If you're in the camp that thinks giving a gift card at the holidays is a bit of a cop-out, retailers have upped the ante this holiday season by rolling out gift cards that can double as gifts themselves.

Two of the most eye-catching are from Target and Best Buy, which have become known in recent years for breaking the mold when it comes to gift cards.

For this holiday season, Target has a card that doubles as a digital camera. The 1.2 megapixel camera has 8 megabytes of on-board memory and ships with a USB cord, driver disk and a coupon for 40 free prints. There's no fee for the card, but shoppers must load at least $50 on it.

Not to be outdone, Best Buy has a card that works as a miniature speaker to play music from MP3 players, iPods, or any audio player with a mini headphone jack.

The two gift cards are a big step beyond the novelty gift cards Target and Best Buy had last year that featured blinking lights, music and and programmable LED screens.

These types of cards are a way of showing people the possibilities that can come with the gift card, said Jonathan Hart, a sales associate at Best Buy.

"It gets them excited about getting a gift card and allows them to envision the possibilities," Hart said.

Gift cards are an important part of Best Buy's holiday sales. The company sells about 70 percent of its gift cards during the holiday season, with the bulk of those sales coming in the two weeks before Christmas, Best Buy said.

"Electronics are a fairly complex purchase," Hart said. "Some people are not comfortable making that purchase for someone else."

------------

Task statement.
Continue the article about retailers' holiday gift cards, picking up after its final sentence.

Information given.

------------

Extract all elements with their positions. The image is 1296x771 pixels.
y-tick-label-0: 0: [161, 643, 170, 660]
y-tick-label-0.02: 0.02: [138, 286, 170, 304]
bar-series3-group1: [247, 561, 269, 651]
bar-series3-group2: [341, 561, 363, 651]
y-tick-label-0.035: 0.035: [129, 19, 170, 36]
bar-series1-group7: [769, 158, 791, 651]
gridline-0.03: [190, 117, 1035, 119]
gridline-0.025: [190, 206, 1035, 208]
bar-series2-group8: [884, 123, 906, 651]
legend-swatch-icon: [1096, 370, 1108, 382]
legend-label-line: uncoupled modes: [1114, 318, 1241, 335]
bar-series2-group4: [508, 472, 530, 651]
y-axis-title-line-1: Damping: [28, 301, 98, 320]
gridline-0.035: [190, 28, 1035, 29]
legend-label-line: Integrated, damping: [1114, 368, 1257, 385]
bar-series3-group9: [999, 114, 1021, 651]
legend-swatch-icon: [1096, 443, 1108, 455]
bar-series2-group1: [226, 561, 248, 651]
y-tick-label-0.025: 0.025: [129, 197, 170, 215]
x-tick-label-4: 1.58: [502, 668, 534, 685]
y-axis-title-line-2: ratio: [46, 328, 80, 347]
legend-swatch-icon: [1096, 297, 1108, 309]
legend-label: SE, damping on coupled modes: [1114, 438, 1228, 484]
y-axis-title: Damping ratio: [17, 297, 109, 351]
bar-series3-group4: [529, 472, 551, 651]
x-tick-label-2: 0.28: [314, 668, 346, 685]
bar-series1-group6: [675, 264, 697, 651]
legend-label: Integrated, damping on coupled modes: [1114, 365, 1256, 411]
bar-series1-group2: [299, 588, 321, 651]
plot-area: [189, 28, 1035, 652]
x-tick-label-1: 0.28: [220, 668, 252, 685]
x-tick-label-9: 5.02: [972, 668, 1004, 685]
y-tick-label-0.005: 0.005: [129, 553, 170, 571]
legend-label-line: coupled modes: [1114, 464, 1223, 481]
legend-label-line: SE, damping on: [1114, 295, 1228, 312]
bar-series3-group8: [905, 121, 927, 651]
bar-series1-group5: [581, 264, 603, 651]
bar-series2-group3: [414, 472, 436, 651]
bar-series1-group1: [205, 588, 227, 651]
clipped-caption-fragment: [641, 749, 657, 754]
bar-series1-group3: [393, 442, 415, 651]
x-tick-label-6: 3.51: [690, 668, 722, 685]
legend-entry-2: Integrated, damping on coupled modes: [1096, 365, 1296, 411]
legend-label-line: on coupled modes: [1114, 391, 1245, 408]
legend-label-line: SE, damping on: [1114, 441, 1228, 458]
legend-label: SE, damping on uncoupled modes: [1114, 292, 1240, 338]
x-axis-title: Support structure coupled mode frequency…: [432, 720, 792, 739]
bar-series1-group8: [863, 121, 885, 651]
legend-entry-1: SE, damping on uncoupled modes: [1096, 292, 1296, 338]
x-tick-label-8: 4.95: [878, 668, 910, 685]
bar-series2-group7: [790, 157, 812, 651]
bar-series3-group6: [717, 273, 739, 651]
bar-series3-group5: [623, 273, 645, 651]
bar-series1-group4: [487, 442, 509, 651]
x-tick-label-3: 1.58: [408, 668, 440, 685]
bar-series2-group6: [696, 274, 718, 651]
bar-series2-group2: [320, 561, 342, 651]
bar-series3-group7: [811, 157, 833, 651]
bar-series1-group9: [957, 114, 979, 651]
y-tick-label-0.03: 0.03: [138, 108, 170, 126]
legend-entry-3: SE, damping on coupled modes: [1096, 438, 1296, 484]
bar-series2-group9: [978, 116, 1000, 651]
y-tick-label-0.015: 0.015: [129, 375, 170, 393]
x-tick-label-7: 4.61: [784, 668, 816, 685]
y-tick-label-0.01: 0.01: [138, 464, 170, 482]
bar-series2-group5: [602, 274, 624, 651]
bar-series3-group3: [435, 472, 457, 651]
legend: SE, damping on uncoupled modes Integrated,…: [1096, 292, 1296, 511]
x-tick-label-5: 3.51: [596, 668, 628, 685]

------------

Response.
Other gift-card vendors are looking to personalization in order to stir up consumer interest. For example, at Macy's shoppers can customize a gift card with their own photos, while Visa and American Express allow cards to be personalized for the recipient.

For those looking to give a gift card and grab a bargain at the same time, Costco is selling a bundle of five $20 Starbucks gift cards for $79.99, which is a 20 percent discount.

Since most gift-card sales won't occur until next month, it's hard to tell how gift card sales will be impacted by the current economic slowdown.

Last year, consumers spent $26.2 billion on gift cards during the holidays, with an average of $40 spent per card, according to industry trade group, the National Retail Federation.

They might seem like a cop-out gift to some, but gift cards are actually at the top of most people's wish lists, according to the a survey conducted by BIGresearch for the NRF. The poll, which was conducted in early October, found that nearly 55 percent of consumers would like to receive a gift card this holiday season.